# Given problem
Count how many lines have the word "CHECK" in them. Reply with that number by itself.

# Records to process

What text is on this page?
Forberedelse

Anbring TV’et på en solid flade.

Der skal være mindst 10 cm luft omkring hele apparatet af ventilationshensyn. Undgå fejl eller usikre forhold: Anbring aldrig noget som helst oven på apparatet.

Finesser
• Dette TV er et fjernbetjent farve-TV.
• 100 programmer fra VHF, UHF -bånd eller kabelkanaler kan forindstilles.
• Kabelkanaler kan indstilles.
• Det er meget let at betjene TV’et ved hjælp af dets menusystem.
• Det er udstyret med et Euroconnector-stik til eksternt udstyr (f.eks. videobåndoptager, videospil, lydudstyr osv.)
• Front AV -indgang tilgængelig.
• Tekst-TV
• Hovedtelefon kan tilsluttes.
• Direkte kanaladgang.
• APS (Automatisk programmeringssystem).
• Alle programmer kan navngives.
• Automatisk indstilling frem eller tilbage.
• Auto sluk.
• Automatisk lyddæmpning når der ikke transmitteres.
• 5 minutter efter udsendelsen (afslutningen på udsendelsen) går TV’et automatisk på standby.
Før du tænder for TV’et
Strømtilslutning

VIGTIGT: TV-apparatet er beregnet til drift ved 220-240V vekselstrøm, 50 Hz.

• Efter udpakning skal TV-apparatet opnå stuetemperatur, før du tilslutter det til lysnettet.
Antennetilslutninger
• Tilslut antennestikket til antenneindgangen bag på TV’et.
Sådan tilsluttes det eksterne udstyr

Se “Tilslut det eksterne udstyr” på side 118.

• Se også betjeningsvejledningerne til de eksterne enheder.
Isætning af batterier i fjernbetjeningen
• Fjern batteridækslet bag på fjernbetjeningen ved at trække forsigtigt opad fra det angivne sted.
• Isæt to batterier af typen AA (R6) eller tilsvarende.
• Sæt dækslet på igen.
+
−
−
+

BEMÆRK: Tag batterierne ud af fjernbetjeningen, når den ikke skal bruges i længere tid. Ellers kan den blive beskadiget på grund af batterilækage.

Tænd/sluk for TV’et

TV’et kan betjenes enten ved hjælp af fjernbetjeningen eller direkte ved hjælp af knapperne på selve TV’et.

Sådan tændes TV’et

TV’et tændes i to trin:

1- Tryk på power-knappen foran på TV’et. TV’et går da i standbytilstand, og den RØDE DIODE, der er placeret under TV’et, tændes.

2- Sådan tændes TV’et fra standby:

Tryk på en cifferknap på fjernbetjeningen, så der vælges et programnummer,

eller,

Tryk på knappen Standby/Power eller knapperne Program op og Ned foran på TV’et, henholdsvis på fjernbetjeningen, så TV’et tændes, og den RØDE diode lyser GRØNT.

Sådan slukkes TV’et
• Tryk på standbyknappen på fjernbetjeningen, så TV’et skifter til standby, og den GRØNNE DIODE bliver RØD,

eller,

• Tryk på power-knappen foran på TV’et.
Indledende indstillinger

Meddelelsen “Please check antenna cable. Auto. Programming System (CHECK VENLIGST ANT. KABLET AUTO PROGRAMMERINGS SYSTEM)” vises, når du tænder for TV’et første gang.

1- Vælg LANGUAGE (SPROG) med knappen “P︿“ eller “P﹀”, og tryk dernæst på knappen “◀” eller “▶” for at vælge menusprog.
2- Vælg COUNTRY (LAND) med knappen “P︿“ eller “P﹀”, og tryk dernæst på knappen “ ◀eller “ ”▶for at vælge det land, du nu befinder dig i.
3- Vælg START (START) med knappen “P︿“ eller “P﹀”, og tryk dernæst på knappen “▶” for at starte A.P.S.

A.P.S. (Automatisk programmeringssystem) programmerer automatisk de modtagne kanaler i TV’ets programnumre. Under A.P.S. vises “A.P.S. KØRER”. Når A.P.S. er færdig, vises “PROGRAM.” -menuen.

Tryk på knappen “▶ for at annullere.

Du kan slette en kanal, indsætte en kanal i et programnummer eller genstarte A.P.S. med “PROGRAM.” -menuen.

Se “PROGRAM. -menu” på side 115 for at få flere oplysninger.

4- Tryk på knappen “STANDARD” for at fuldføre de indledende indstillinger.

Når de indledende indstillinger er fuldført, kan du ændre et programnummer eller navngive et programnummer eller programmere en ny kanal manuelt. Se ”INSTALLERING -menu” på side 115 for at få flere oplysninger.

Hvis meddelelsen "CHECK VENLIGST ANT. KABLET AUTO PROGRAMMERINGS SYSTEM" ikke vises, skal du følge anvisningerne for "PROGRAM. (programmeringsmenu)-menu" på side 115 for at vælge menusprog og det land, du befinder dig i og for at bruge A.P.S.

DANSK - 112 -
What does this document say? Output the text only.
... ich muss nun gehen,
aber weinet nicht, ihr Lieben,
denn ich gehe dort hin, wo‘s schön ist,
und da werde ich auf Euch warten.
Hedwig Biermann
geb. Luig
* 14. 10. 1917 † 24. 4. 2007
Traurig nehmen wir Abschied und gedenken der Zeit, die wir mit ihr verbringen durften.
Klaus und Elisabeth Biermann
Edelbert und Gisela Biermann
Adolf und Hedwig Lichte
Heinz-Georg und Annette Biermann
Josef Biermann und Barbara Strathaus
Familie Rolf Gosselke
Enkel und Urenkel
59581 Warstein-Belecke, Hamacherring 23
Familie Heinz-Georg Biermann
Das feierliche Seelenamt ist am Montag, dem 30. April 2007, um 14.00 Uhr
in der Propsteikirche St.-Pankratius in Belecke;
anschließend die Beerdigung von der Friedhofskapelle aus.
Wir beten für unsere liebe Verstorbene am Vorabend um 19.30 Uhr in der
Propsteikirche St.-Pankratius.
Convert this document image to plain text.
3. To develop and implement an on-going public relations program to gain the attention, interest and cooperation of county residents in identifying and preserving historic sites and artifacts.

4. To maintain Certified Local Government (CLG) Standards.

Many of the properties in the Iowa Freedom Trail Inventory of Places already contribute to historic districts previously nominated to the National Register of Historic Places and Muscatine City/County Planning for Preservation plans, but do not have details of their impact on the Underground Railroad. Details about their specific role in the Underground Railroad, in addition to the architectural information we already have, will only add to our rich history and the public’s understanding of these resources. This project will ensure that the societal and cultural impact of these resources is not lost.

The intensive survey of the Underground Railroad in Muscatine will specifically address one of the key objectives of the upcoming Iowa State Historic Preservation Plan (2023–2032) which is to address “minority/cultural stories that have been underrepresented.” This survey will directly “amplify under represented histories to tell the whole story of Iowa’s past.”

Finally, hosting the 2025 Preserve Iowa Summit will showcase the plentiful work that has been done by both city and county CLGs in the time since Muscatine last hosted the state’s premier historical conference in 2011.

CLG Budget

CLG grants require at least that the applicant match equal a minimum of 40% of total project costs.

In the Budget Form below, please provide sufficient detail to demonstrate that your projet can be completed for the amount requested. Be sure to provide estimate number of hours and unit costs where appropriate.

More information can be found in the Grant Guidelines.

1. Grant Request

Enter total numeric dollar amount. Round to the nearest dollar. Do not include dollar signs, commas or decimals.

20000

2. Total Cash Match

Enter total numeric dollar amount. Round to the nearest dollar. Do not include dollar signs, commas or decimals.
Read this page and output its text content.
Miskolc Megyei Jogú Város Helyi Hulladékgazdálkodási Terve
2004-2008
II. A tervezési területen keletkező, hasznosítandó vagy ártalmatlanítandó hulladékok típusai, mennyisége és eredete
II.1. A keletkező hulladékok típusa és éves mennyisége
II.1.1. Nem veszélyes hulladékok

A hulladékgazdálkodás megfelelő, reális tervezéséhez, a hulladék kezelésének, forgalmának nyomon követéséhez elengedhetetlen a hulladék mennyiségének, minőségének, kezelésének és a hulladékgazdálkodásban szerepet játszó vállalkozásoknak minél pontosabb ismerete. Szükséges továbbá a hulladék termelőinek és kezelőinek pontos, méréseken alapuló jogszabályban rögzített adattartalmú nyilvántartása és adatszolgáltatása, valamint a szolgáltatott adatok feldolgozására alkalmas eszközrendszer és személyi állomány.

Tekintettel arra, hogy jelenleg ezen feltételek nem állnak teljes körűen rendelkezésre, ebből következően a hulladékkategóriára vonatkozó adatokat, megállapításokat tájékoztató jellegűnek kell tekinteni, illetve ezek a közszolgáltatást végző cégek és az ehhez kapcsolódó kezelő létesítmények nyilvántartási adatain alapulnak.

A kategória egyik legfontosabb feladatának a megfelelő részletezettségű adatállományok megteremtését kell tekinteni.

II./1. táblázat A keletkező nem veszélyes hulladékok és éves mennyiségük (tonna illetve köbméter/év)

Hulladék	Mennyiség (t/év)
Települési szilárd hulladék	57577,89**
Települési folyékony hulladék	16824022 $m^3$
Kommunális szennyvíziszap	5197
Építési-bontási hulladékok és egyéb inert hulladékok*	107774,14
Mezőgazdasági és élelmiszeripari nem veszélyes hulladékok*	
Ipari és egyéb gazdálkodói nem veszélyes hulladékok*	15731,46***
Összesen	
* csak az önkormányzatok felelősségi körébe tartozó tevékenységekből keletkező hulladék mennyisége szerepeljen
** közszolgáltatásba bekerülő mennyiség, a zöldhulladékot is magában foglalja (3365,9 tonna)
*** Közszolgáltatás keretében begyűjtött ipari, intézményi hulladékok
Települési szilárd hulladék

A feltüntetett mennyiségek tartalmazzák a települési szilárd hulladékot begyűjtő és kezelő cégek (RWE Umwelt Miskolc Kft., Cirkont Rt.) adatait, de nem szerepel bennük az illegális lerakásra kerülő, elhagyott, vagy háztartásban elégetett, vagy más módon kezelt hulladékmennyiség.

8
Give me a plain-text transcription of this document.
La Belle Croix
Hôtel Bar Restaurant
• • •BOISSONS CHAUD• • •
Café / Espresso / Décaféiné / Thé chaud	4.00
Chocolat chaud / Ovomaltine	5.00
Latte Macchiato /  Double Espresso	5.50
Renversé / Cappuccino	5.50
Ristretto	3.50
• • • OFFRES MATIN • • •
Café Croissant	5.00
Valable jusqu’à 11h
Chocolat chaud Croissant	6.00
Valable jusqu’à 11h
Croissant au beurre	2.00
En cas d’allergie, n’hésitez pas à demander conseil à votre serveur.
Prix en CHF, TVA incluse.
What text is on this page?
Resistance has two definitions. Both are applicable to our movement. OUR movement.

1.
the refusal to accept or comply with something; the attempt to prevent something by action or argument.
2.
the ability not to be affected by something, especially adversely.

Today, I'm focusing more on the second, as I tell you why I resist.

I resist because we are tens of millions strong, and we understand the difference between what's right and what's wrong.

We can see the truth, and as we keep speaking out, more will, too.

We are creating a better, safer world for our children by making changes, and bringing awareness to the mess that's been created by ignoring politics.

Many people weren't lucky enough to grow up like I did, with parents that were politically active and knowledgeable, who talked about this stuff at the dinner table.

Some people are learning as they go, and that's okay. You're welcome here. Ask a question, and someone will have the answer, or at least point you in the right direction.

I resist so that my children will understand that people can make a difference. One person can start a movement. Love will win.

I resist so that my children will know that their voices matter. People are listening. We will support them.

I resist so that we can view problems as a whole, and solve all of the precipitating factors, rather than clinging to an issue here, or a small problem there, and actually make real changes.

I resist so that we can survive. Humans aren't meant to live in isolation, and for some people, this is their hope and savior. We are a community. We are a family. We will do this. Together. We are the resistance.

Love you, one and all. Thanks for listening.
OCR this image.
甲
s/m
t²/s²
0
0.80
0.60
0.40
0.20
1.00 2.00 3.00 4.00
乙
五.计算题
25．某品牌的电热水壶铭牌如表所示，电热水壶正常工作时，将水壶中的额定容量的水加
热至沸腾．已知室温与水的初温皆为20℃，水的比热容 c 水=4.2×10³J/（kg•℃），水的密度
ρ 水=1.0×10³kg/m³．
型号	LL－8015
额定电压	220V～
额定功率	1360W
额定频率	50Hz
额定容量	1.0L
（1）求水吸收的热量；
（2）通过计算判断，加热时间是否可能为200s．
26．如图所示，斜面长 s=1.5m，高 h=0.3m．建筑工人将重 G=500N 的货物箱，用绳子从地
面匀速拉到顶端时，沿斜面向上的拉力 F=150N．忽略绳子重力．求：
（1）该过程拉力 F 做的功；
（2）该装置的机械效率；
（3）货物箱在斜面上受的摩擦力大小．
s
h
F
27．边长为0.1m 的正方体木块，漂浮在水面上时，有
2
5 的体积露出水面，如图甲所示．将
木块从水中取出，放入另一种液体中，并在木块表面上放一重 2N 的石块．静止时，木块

# Exercise output
2